● YOUR OBJECTIVE
Give the listing again exactly, omitting its images.

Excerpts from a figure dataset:
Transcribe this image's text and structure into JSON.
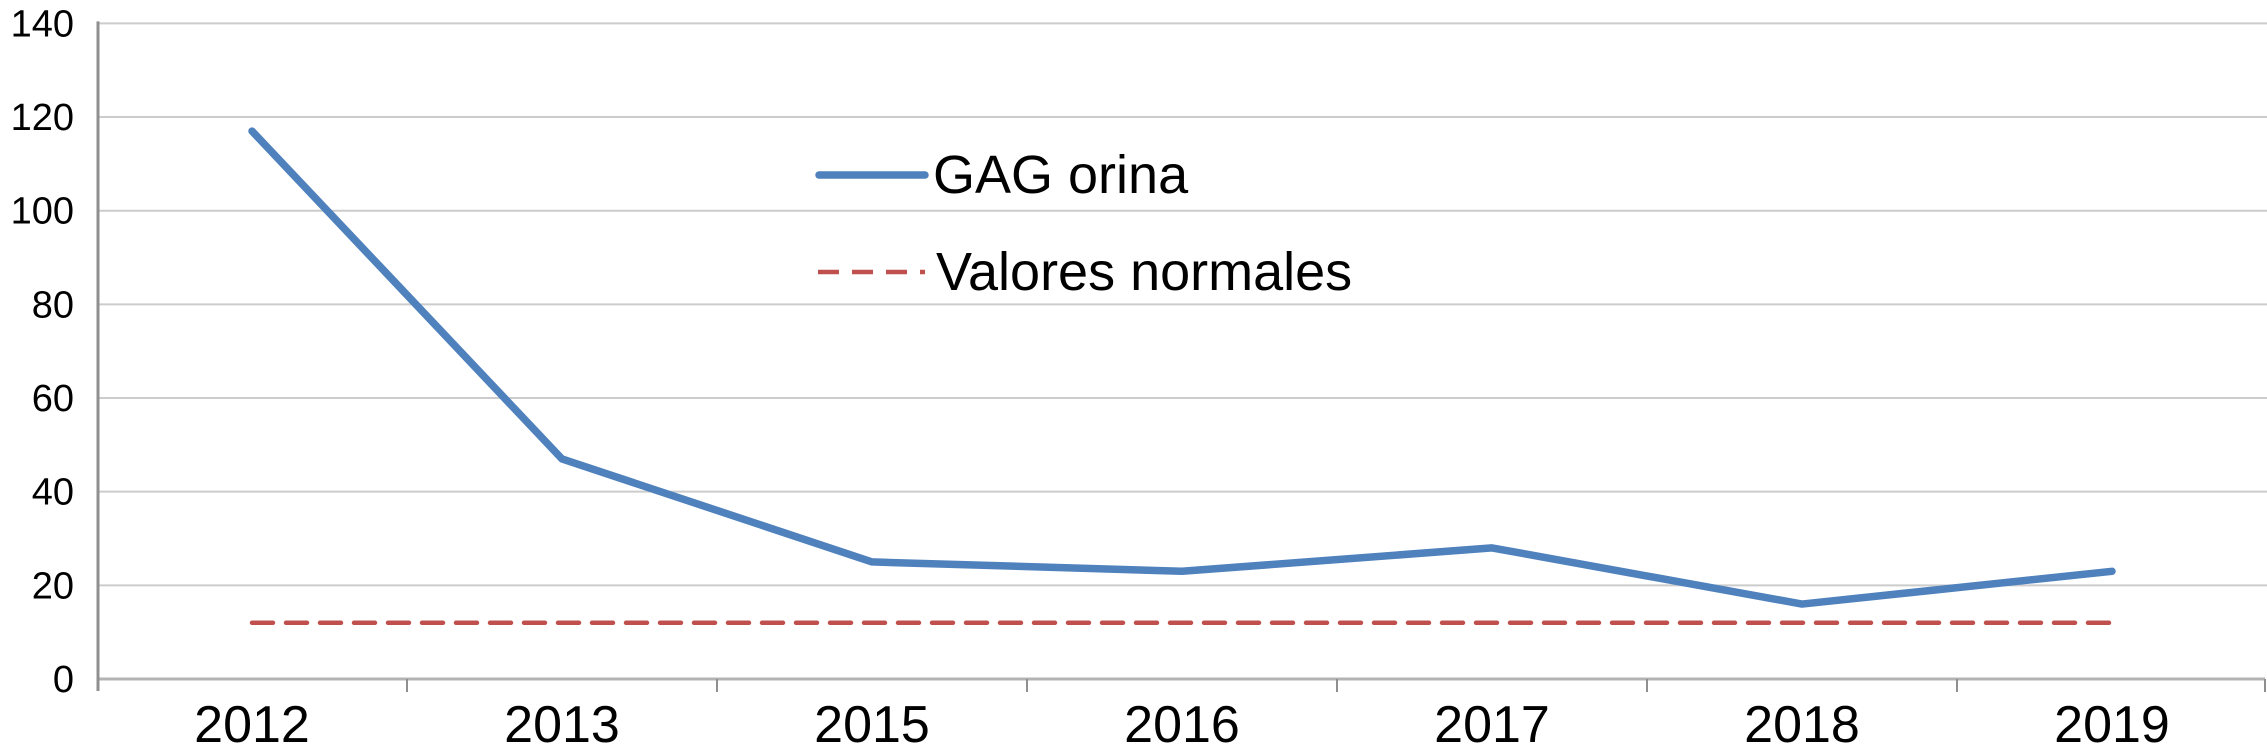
{
  "chart_data": {
    "type": "line",
    "title": "",
    "xlabel": "",
    "ylabel": "",
    "categories": [
      "2012",
      "2013",
      "2015",
      "2016",
      "2017",
      "2018",
      "2019"
    ],
    "series": [
      {
        "name": "GAG orina",
        "values": [
          117,
          47,
          25,
          23,
          28,
          16,
          23
        ],
        "color": "#4f81bd",
        "line_style": "solid"
      },
      {
        "name": "Valores normales",
        "values": [
          12,
          12,
          12,
          12,
          12,
          12,
          12
        ],
        "color": "#c0504d",
        "line_style": "dashed"
      }
    ],
    "ylim": [
      0,
      140
    ],
    "y_ticks": [
      0,
      20,
      40,
      60,
      80,
      100,
      120,
      140
    ],
    "grid": true,
    "legend_position": "inside upper center",
    "colors": {
      "gridline": "#cccccc",
      "axis": "#8f8f8f",
      "bottom_axis": "#b3b3b3",
      "text": "#000000",
      "background": "#ffffff"
    }
  }
}
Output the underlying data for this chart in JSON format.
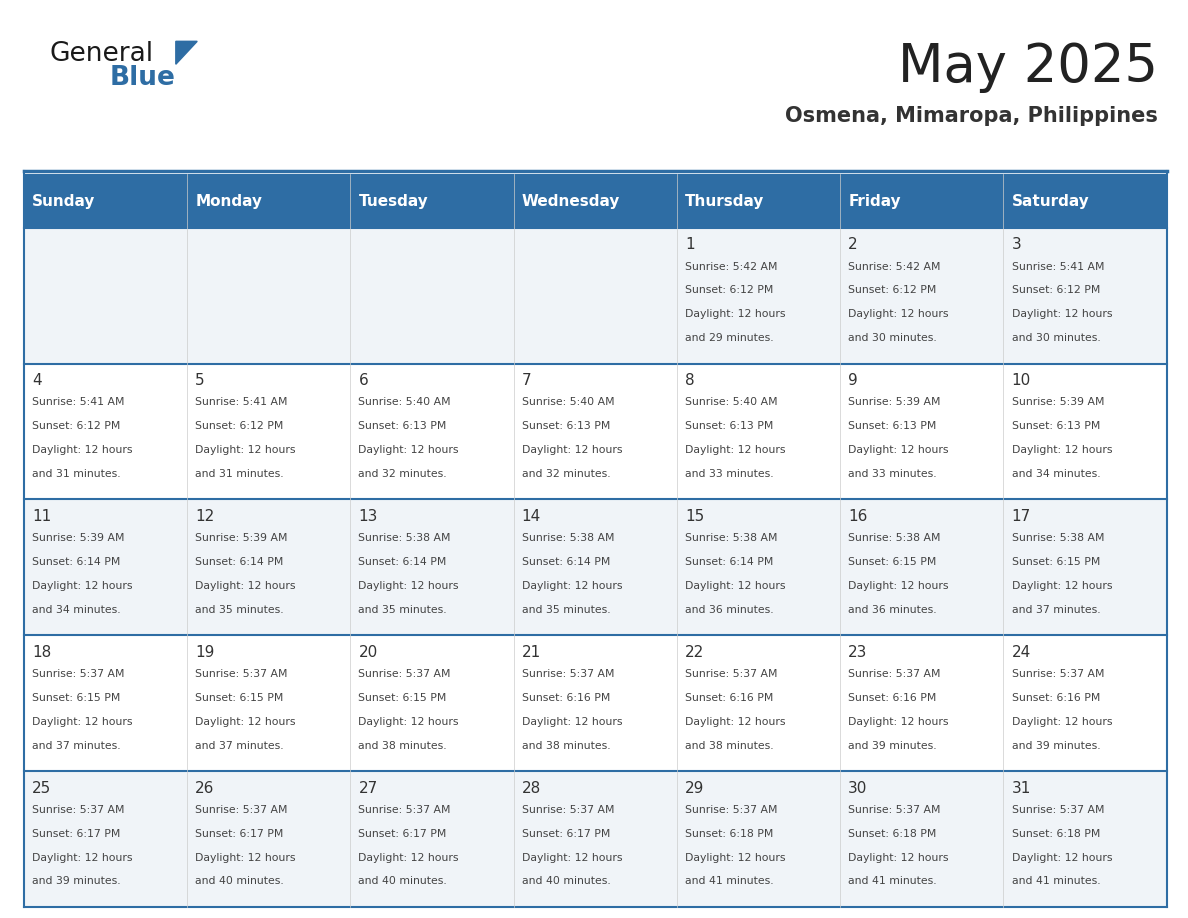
{
  "title": "May 2025",
  "subtitle": "Osmena, Mimaropa, Philippines",
  "days_of_week": [
    "Sunday",
    "Monday",
    "Tuesday",
    "Wednesday",
    "Thursday",
    "Friday",
    "Saturday"
  ],
  "header_bg": "#2E6DA4",
  "header_text": "#FFFFFF",
  "row_bg_even": "#F0F4F8",
  "row_bg_odd": "#FFFFFF",
  "grid_line_color": "#2E6DA4",
  "text_color": "#333333",
  "day_number_color": "#333333",
  "title_color": "#222222",
  "subtitle_color": "#333333",
  "calendar_data": [
    [
      {
        "day": "",
        "sunrise": "",
        "sunset": "",
        "daylight": ""
      },
      {
        "day": "",
        "sunrise": "",
        "sunset": "",
        "daylight": ""
      },
      {
        "day": "",
        "sunrise": "",
        "sunset": "",
        "daylight": ""
      },
      {
        "day": "",
        "sunrise": "",
        "sunset": "",
        "daylight": ""
      },
      {
        "day": "1",
        "sunrise": "5:42 AM",
        "sunset": "6:12 PM",
        "daylight": "12 hours and 29 minutes."
      },
      {
        "day": "2",
        "sunrise": "5:42 AM",
        "sunset": "6:12 PM",
        "daylight": "12 hours and 30 minutes."
      },
      {
        "day": "3",
        "sunrise": "5:41 AM",
        "sunset": "6:12 PM",
        "daylight": "12 hours and 30 minutes."
      }
    ],
    [
      {
        "day": "4",
        "sunrise": "5:41 AM",
        "sunset": "6:12 PM",
        "daylight": "12 hours and 31 minutes."
      },
      {
        "day": "5",
        "sunrise": "5:41 AM",
        "sunset": "6:12 PM",
        "daylight": "12 hours and 31 minutes."
      },
      {
        "day": "6",
        "sunrise": "5:40 AM",
        "sunset": "6:13 PM",
        "daylight": "12 hours and 32 minutes."
      },
      {
        "day": "7",
        "sunrise": "5:40 AM",
        "sunset": "6:13 PM",
        "daylight": "12 hours and 32 minutes."
      },
      {
        "day": "8",
        "sunrise": "5:40 AM",
        "sunset": "6:13 PM",
        "daylight": "12 hours and 33 minutes."
      },
      {
        "day": "9",
        "sunrise": "5:39 AM",
        "sunset": "6:13 PM",
        "daylight": "12 hours and 33 minutes."
      },
      {
        "day": "10",
        "sunrise": "5:39 AM",
        "sunset": "6:13 PM",
        "daylight": "12 hours and 34 minutes."
      }
    ],
    [
      {
        "day": "11",
        "sunrise": "5:39 AM",
        "sunset": "6:14 PM",
        "daylight": "12 hours and 34 minutes."
      },
      {
        "day": "12",
        "sunrise": "5:39 AM",
        "sunset": "6:14 PM",
        "daylight": "12 hours and 35 minutes."
      },
      {
        "day": "13",
        "sunrise": "5:38 AM",
        "sunset": "6:14 PM",
        "daylight": "12 hours and 35 minutes."
      },
      {
        "day": "14",
        "sunrise": "5:38 AM",
        "sunset": "6:14 PM",
        "daylight": "12 hours and 35 minutes."
      },
      {
        "day": "15",
        "sunrise": "5:38 AM",
        "sunset": "6:14 PM",
        "daylight": "12 hours and 36 minutes."
      },
      {
        "day": "16",
        "sunrise": "5:38 AM",
        "sunset": "6:15 PM",
        "daylight": "12 hours and 36 minutes."
      },
      {
        "day": "17",
        "sunrise": "5:38 AM",
        "sunset": "6:15 PM",
        "daylight": "12 hours and 37 minutes."
      }
    ],
    [
      {
        "day": "18",
        "sunrise": "5:37 AM",
        "sunset": "6:15 PM",
        "daylight": "12 hours and 37 minutes."
      },
      {
        "day": "19",
        "sunrise": "5:37 AM",
        "sunset": "6:15 PM",
        "daylight": "12 hours and 37 minutes."
      },
      {
        "day": "20",
        "sunrise": "5:37 AM",
        "sunset": "6:15 PM",
        "daylight": "12 hours and 38 minutes."
      },
      {
        "day": "21",
        "sunrise": "5:37 AM",
        "sunset": "6:16 PM",
        "daylight": "12 hours and 38 minutes."
      },
      {
        "day": "22",
        "sunrise": "5:37 AM",
        "sunset": "6:16 PM",
        "daylight": "12 hours and 38 minutes."
      },
      {
        "day": "23",
        "sunrise": "5:37 AM",
        "sunset": "6:16 PM",
        "daylight": "12 hours and 39 minutes."
      },
      {
        "day": "24",
        "sunrise": "5:37 AM",
        "sunset": "6:16 PM",
        "daylight": "12 hours and 39 minutes."
      }
    ],
    [
      {
        "day": "25",
        "sunrise": "5:37 AM",
        "sunset": "6:17 PM",
        "daylight": "12 hours and 39 minutes."
      },
      {
        "day": "26",
        "sunrise": "5:37 AM",
        "sunset": "6:17 PM",
        "daylight": "12 hours and 40 minutes."
      },
      {
        "day": "27",
        "sunrise": "5:37 AM",
        "sunset": "6:17 PM",
        "daylight": "12 hours and 40 minutes."
      },
      {
        "day": "28",
        "sunrise": "5:37 AM",
        "sunset": "6:17 PM",
        "daylight": "12 hours and 40 minutes."
      },
      {
        "day": "29",
        "sunrise": "5:37 AM",
        "sunset": "6:18 PM",
        "daylight": "12 hours and 41 minutes."
      },
      {
        "day": "30",
        "sunrise": "5:37 AM",
        "sunset": "6:18 PM",
        "daylight": "12 hours and 41 minutes."
      },
      {
        "day": "31",
        "sunrise": "5:37 AM",
        "sunset": "6:18 PM",
        "daylight": "12 hours and 41 minutes."
      }
    ]
  ]
}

● TASK RESPONSE
Transcribe this image's text and structure into JSON.
{
  "chart_data": {
    "type": "line",
    "title": "",
    "xlabel": "",
    "ylabel": "",
    "categories": [
      "2012",
      "2013",
      "2015",
      "2016",
      "2017",
      "2018",
      "2019"
    ],
    "series": [
      {
        "name": "GAG orina",
        "values": [
          117,
          47,
          25,
          23,
          28,
          16,
          23
        ],
        "color": "#4f81bd",
        "line_style": "solid"
      },
      {
        "name": "Valores normales",
        "values": [
          12,
          12,
          12,
          12,
          12,
          12,
          12
        ],
        "color": "#c0504d",
        "line_style": "dashed"
      }
    ],
    "ylim": [
      0,
      140
    ],
    "y_ticks": [
      0,
      20,
      40,
      60,
      80,
      100,
      120,
      140
    ],
    "grid": true,
    "legend_position": "inside upper center",
    "colors": {
      "gridline": "#cccccc",
      "axis": "#8f8f8f",
      "bottom_axis": "#b3b3b3",
      "text": "#000000",
      "background": "#ffffff"
    }
  }
}
Output the underlying data for this chart in JSON format.
{
  "title": "May 2025",
  "subtitle": "Osmena, Mimaropa, Philippines",
  "days_of_week": [
    "Sunday",
    "Monday",
    "Tuesday",
    "Wednesday",
    "Thursday",
    "Friday",
    "Saturday"
  ],
  "header_bg": "#2E6DA4",
  "header_text": "#FFFFFF",
  "row_bg_even": "#F0F4F8",
  "row_bg_odd": "#FFFFFF",
  "grid_line_color": "#2E6DA4",
  "text_color": "#333333",
  "day_number_color": "#333333",
  "title_color": "#222222",
  "subtitle_color": "#333333",
  "calendar_data": [
    [
      {
        "day": "",
        "sunrise": "",
        "sunset": "",
        "daylight": ""
      },
      {
        "day": "",
        "sunrise": "",
        "sunset": "",
        "daylight": ""
      },
      {
        "day": "",
        "sunrise": "",
        "sunset": "",
        "daylight": ""
      },
      {
        "day": "",
        "sunrise": "",
        "sunset": "",
        "daylight": ""
      },
      {
        "day": "1",
        "sunrise": "5:42 AM",
        "sunset": "6:12 PM",
        "daylight": "12 hours and 29 minutes."
      },
      {
        "day": "2",
        "sunrise": "5:42 AM",
        "sunset": "6:12 PM",
        "daylight": "12 hours and 30 minutes."
      },
      {
        "day": "3",
        "sunrise": "5:41 AM",
        "sunset": "6:12 PM",
        "daylight": "12 hours and 30 minutes."
      }
    ],
    [
      {
        "day": "4",
        "sunrise": "5:41 AM",
        "sunset": "6:12 PM",
        "daylight": "12 hours and 31 minutes."
      },
      {
        "day": "5",
        "sunrise": "5:41 AM",
        "sunset": "6:12 PM",
        "daylight": "12 hours and 31 minutes."
      },
      {
        "day": "6",
        "sunrise": "5:40 AM",
        "sunset": "6:13 PM",
        "daylight": "12 hours and 32 minutes."
      },
      {
        "day": "7",
        "sunrise": "5:40 AM",
        "sunset": "6:13 PM",
        "daylight": "12 hours and 32 minutes."
      },
      {
        "day": "8",
        "sunrise": "5:40 AM",
        "sunset": "6:13 PM",
        "daylight": "12 hours and 33 minutes."
      },
      {
        "day": "9",
        "sunrise": "5:39 AM",
        "sunset": "6:13 PM",
        "daylight": "12 hours and 33 minutes."
      },
      {
        "day": "10",
        "sunrise": "5:39 AM",
        "sunset": "6:13 PM",
        "daylight": "12 hours and 34 minutes."
      }
    ],
    [
      {
        "day": "11",
        "sunrise": "5:39 AM",
        "sunset": "6:14 PM",
        "daylight": "12 hours and 34 minutes."
      },
      {
        "day": "12",
        "sunrise": "5:39 AM",
        "sunset": "6:14 PM",
        "daylight": "12 hours and 35 minutes."
      },
      {
        "day": "13",
        "sunrise": "5:38 AM",
        "sunset": "6:14 PM",
        "daylight": "12 hours and 35 minutes."
      },
      {
        "day": "14",
        "sunrise": "5:38 AM",
        "sunset": "6:14 PM",
        "daylight": "12 hours and 35 minutes."
      },
      {
        "day": "15",
        "sunrise": "5:38 AM",
        "sunset": "6:14 PM",
        "daylight": "12 hours and 36 minutes."
      },
      {
        "day": "16",
        "sunrise": "5:38 AM",
        "sunset": "6:15 PM",
        "daylight": "12 hours and 36 minutes."
      },
      {
        "day": "17",
        "sunrise": "5:38 AM",
        "sunset": "6:15 PM",
        "daylight": "12 hours and 37 minutes."
      }
    ],
    [
      {
        "day": "18",
        "sunrise": "5:37 AM",
        "sunset": "6:15 PM",
        "daylight": "12 hours and 37 minutes."
      },
      {
        "day": "19",
        "sunrise": "5:37 AM",
        "sunset": "6:15 PM",
        "daylight": "12 hours and 37 minutes."
      },
      {
        "day": "20",
        "sunrise": "5:37 AM",
        "sunset": "6:15 PM",
        "daylight": "12 hours and 38 minutes."
      },
      {
        "day": "21",
        "sunrise": "5:37 AM",
        "sunset": "6:16 PM",
        "daylight": "12 hours and 38 minutes."
      },
      {
        "day": "22",
        "sunrise": "5:37 AM",
        "sunset": "6:16 PM",
        "daylight": "12 hours and 38 minutes."
      },
      {
        "day": "23",
        "sunrise": "5:37 AM",
        "sunset": "6:16 PM",
        "daylight": "12 hours and 39 minutes."
      },
      {
        "day": "24",
        "sunrise": "5:37 AM",
        "sunset": "6:16 PM",
        "daylight": "12 hours and 39 minutes."
      }
    ],
    [
      {
        "day": "25",
        "sunrise": "5:37 AM",
        "sunset": "6:17 PM",
        "daylight": "12 hours and 39 minutes."
      },
      {
        "day": "26",
        "sunrise": "5:37 AM",
        "sunset": "6:17 PM",
        "daylight": "12 hours and 40 minutes."
      },
      {
        "day": "27",
        "sunrise": "5:37 AM",
        "sunset": "6:17 PM",
        "daylight": "12 hours and 40 minutes."
      },
      {
        "day": "28",
        "sunrise": "5:37 AM",
        "sunset": "6:17 PM",
        "daylight": "12 hours and 40 minutes."
      },
      {
        "day": "29",
        "sunrise": "5:37 AM",
        "sunset": "6:18 PM",
        "daylight": "12 hours and 41 minutes."
      },
      {
        "day": "30",
        "sunrise": "5:37 AM",
        "sunset": "6:18 PM",
        "daylight": "12 hours and 41 minutes."
      },
      {
        "day": "31",
        "sunrise": "5:37 AM",
        "sunset": "6:18 PM",
        "daylight": "12 hours and 41 minutes."
      }
    ]
  ]
}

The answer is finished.